Structured figure records
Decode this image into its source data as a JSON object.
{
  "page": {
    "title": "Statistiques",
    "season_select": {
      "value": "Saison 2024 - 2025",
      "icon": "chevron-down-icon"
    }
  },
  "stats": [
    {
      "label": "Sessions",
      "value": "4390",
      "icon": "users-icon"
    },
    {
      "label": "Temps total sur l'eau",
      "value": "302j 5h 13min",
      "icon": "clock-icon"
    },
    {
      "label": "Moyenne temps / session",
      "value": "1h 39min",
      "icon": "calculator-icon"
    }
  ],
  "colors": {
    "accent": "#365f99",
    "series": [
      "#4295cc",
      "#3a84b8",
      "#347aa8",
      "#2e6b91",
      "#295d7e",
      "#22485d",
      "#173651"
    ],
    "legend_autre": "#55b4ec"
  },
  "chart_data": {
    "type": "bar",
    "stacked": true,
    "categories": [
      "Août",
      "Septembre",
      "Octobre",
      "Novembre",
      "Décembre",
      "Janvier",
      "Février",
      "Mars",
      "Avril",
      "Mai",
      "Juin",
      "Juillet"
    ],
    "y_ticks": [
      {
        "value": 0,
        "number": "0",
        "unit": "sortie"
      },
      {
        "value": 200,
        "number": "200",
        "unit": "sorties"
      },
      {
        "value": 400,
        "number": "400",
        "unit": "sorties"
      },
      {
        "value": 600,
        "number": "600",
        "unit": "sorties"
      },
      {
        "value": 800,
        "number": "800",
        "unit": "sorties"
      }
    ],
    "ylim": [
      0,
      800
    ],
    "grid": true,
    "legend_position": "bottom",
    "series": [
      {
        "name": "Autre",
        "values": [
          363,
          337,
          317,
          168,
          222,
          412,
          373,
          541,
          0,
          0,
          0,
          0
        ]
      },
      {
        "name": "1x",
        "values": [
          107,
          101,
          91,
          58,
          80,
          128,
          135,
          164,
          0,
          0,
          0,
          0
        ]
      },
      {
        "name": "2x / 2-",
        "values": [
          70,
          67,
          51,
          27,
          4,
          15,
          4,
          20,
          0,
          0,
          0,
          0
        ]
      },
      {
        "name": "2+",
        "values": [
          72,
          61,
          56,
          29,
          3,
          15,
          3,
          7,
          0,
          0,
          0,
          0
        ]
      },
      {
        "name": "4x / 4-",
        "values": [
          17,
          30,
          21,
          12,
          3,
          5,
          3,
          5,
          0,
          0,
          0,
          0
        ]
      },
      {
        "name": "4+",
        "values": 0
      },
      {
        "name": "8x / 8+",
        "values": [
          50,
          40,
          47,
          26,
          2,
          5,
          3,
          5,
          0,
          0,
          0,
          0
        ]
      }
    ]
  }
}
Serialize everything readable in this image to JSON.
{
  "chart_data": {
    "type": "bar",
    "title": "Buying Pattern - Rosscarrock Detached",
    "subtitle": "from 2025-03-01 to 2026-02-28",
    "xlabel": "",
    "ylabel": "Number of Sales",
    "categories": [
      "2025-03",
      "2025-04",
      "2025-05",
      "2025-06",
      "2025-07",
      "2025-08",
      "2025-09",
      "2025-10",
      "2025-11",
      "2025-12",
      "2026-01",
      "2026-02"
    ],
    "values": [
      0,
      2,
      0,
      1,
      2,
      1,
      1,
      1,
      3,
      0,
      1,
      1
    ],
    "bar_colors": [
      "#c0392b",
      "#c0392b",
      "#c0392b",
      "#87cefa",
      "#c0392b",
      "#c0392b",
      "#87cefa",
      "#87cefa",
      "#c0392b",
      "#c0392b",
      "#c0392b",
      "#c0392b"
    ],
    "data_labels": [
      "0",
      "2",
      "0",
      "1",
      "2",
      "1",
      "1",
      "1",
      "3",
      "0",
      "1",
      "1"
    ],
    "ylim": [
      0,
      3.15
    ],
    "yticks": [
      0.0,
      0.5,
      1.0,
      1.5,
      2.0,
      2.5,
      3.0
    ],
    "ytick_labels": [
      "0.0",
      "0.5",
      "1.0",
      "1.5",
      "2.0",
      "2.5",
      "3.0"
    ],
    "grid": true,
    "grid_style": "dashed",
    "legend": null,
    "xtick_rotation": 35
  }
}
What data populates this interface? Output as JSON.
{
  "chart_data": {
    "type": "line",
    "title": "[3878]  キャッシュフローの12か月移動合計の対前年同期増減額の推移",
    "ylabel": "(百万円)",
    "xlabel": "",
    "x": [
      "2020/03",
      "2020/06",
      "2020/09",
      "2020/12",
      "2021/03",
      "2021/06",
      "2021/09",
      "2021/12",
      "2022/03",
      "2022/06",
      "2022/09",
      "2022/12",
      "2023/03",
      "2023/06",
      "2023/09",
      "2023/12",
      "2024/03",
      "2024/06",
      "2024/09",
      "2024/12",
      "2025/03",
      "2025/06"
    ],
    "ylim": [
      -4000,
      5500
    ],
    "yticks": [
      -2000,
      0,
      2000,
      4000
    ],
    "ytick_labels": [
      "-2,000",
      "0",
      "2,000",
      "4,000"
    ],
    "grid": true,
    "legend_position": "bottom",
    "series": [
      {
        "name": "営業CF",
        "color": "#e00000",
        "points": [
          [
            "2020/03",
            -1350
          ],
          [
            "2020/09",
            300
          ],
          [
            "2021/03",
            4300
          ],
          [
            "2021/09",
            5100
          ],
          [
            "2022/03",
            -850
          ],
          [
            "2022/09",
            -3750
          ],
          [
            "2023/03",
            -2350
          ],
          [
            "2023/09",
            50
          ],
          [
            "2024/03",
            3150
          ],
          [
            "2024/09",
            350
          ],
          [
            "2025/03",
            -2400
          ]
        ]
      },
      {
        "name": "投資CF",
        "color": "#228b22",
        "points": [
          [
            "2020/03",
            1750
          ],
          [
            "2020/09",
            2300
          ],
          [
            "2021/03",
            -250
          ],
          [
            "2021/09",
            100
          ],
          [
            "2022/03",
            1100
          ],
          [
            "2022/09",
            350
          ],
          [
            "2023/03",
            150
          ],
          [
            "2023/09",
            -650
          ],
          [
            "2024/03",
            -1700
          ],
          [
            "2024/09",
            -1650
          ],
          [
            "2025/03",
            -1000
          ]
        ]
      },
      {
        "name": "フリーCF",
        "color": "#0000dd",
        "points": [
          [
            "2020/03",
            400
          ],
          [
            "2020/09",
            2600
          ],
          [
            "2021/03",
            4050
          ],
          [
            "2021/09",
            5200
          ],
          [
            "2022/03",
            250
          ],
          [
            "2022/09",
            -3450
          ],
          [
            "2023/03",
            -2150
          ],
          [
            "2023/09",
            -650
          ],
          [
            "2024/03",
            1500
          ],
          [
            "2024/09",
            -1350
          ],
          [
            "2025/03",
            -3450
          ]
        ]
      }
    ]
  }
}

§ **GIVEN EXERCISE**
Count the lines that include the word "JSON" and state the result as a bare number.

§ **WRITTEN SOLUTION**
3